● Collected data entries:
_____
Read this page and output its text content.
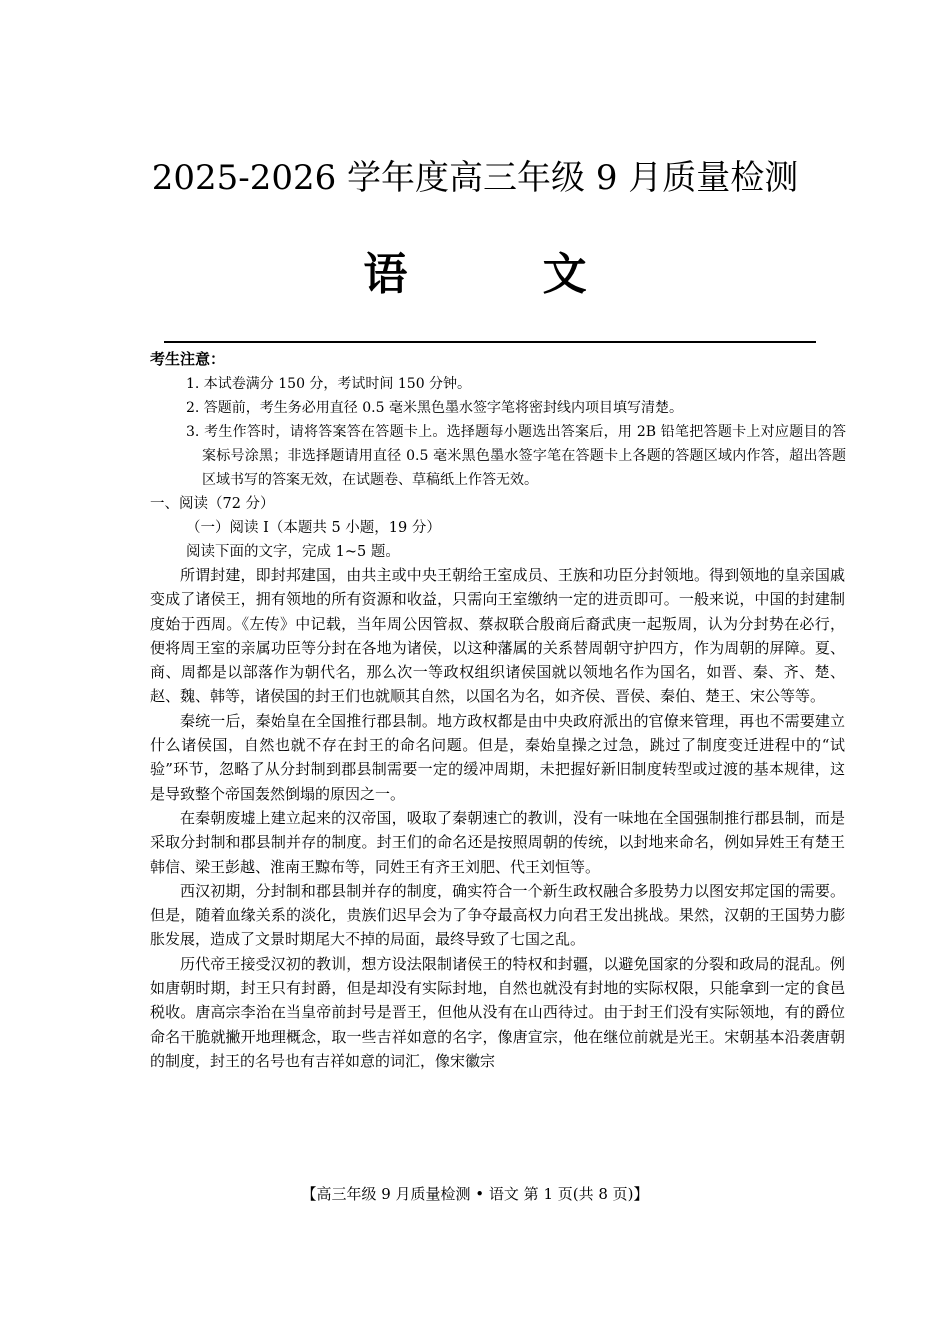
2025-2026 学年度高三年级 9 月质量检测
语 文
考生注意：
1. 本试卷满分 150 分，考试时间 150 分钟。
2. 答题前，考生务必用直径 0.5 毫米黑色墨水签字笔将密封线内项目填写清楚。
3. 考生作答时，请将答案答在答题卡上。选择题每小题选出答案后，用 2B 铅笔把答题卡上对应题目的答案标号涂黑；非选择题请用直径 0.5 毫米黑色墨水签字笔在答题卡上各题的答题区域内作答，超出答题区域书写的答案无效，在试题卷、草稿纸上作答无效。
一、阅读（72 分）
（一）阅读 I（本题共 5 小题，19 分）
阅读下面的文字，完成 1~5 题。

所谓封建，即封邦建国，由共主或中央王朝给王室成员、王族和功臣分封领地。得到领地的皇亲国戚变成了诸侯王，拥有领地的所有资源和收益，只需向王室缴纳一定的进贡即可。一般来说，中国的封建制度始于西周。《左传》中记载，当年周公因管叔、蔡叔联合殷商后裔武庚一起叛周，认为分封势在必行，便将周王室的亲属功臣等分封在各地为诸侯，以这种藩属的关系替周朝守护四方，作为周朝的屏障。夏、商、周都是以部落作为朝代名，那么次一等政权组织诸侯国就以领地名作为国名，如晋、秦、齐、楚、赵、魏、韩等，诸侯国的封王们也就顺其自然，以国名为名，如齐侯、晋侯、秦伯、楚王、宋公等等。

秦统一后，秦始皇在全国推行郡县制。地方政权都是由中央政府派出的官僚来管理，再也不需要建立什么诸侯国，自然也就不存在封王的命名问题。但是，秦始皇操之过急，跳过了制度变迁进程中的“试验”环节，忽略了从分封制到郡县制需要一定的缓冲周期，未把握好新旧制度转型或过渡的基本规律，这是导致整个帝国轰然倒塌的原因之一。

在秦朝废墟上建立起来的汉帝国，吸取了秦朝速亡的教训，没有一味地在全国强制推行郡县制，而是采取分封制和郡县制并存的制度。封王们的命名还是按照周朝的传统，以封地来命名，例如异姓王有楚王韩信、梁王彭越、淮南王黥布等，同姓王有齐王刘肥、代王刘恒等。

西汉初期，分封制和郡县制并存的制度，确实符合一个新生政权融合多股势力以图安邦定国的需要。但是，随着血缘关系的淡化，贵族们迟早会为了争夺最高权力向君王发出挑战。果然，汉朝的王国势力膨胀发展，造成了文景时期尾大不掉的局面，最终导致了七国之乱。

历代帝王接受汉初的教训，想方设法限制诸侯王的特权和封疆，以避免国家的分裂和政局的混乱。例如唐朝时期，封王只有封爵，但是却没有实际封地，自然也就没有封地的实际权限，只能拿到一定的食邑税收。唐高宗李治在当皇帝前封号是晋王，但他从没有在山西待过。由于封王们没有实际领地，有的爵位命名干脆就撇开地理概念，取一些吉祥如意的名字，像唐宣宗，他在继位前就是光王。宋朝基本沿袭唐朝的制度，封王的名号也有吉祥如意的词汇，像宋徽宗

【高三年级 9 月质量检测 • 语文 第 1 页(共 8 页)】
_____
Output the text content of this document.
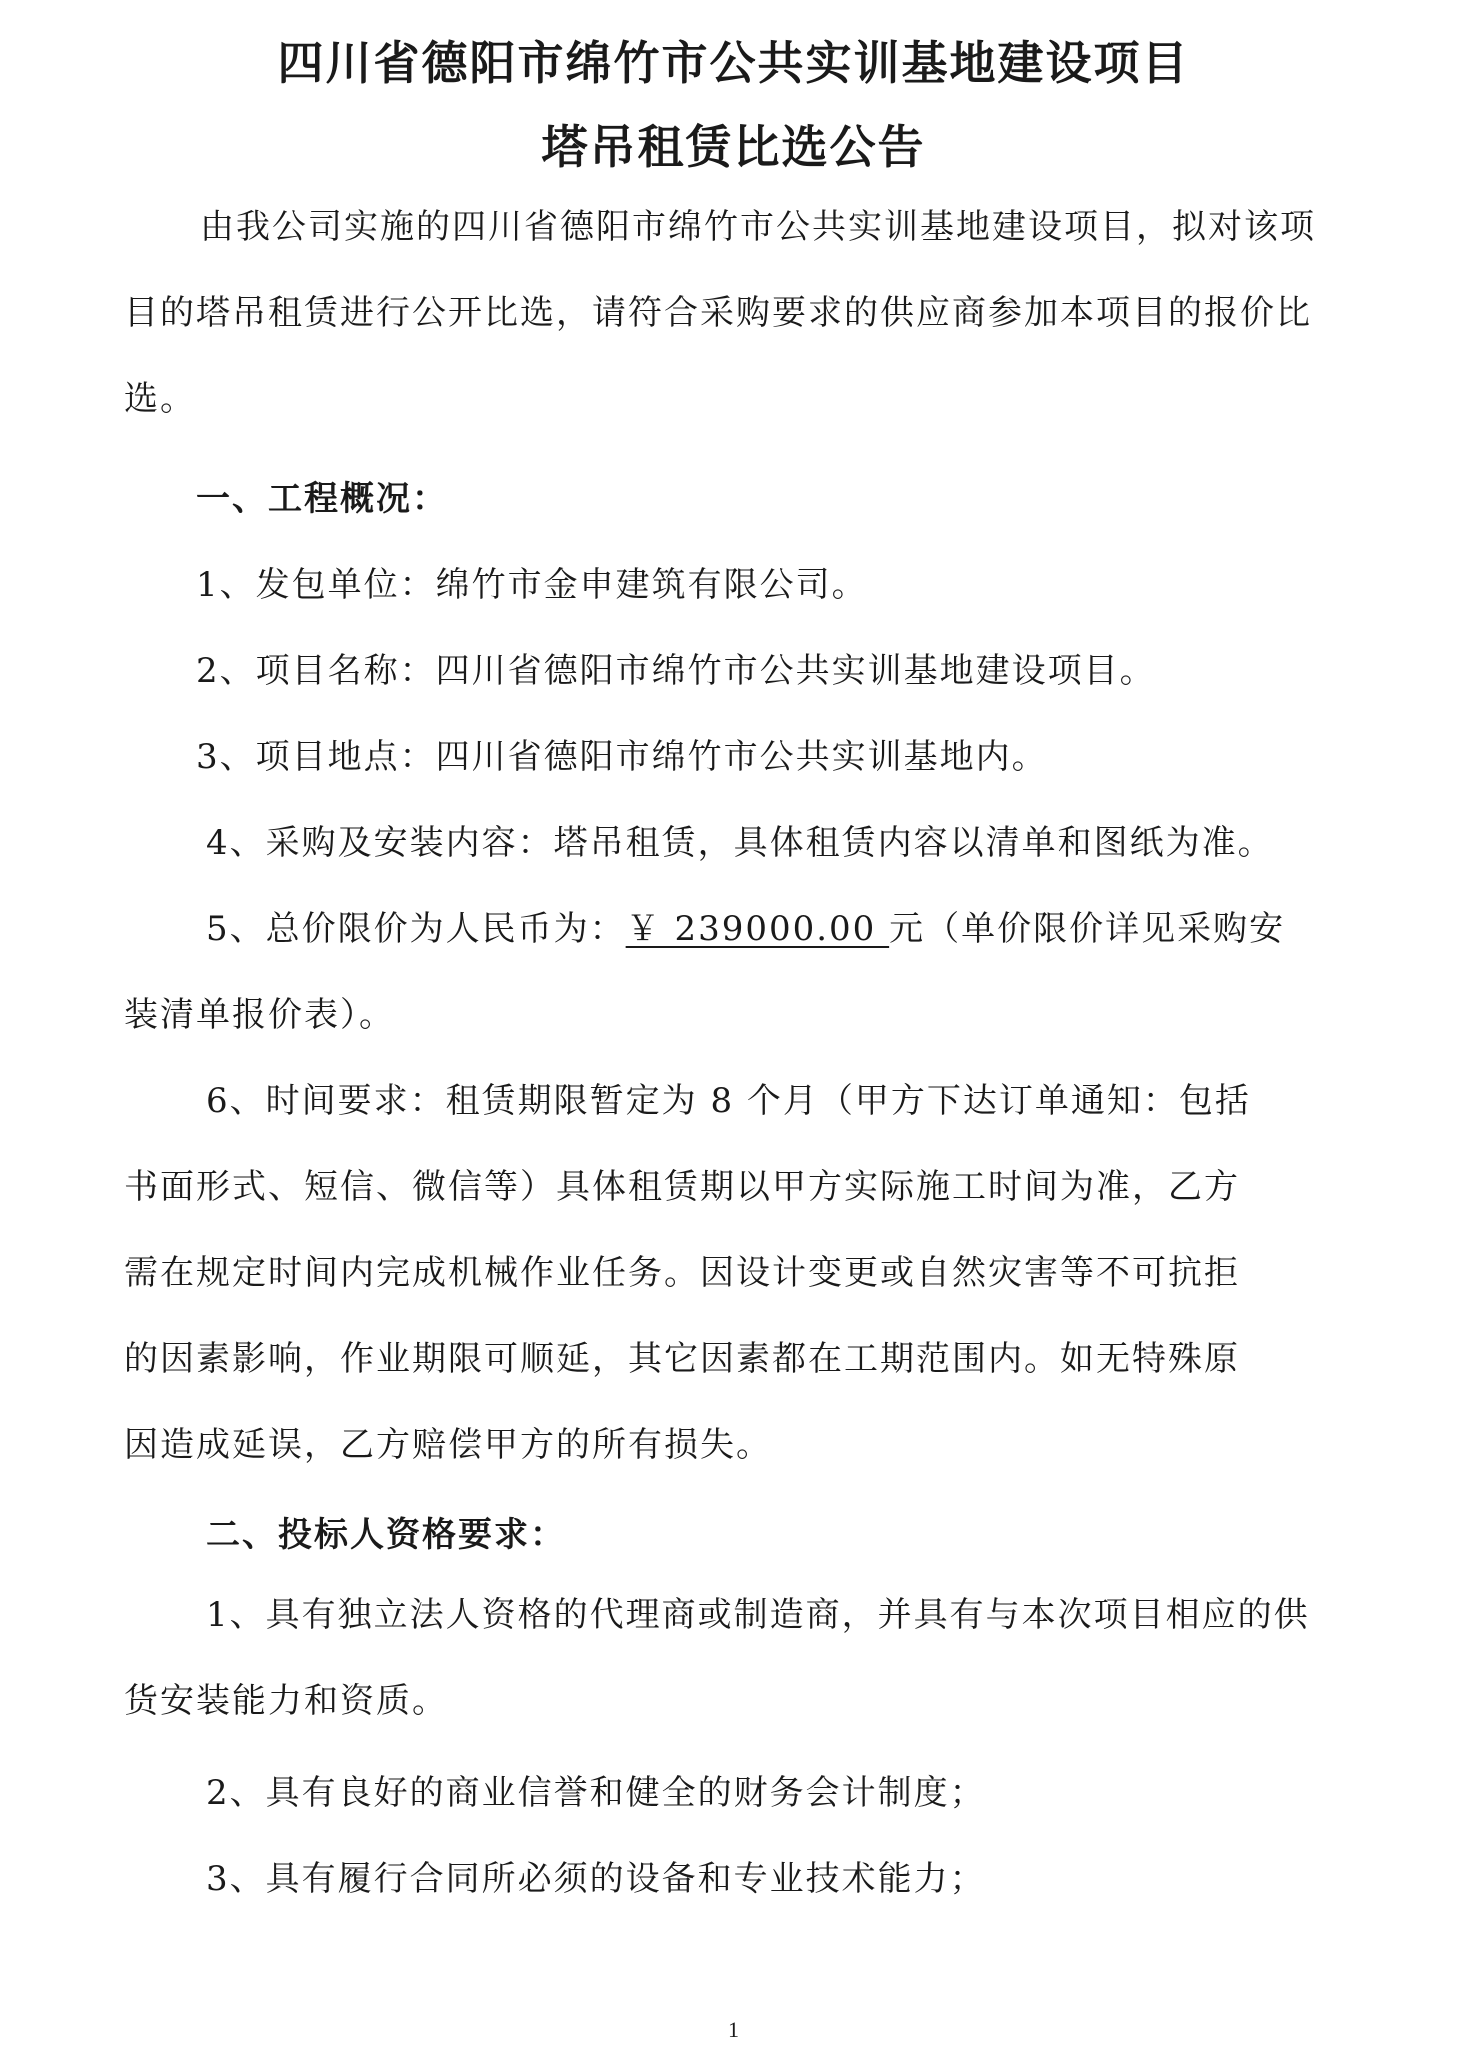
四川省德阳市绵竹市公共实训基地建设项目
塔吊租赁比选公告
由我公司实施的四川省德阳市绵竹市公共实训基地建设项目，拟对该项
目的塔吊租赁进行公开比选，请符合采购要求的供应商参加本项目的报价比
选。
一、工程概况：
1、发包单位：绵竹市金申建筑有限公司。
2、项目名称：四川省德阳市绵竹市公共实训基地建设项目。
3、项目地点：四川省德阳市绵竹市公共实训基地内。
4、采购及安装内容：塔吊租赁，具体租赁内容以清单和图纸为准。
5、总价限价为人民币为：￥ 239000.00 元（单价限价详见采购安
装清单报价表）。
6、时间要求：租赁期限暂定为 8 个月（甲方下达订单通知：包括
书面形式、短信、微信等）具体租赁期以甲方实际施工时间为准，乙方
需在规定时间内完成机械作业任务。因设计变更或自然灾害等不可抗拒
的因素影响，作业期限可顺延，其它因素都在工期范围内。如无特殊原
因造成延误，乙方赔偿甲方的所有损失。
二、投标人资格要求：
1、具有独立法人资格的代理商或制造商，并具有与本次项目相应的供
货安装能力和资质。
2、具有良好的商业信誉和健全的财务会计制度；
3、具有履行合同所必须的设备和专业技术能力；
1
_____
● What to work on:
Find the lines containing "content" and pull them out.

● Exercise output:
Read this page and output its text content.
Output the text content of this document.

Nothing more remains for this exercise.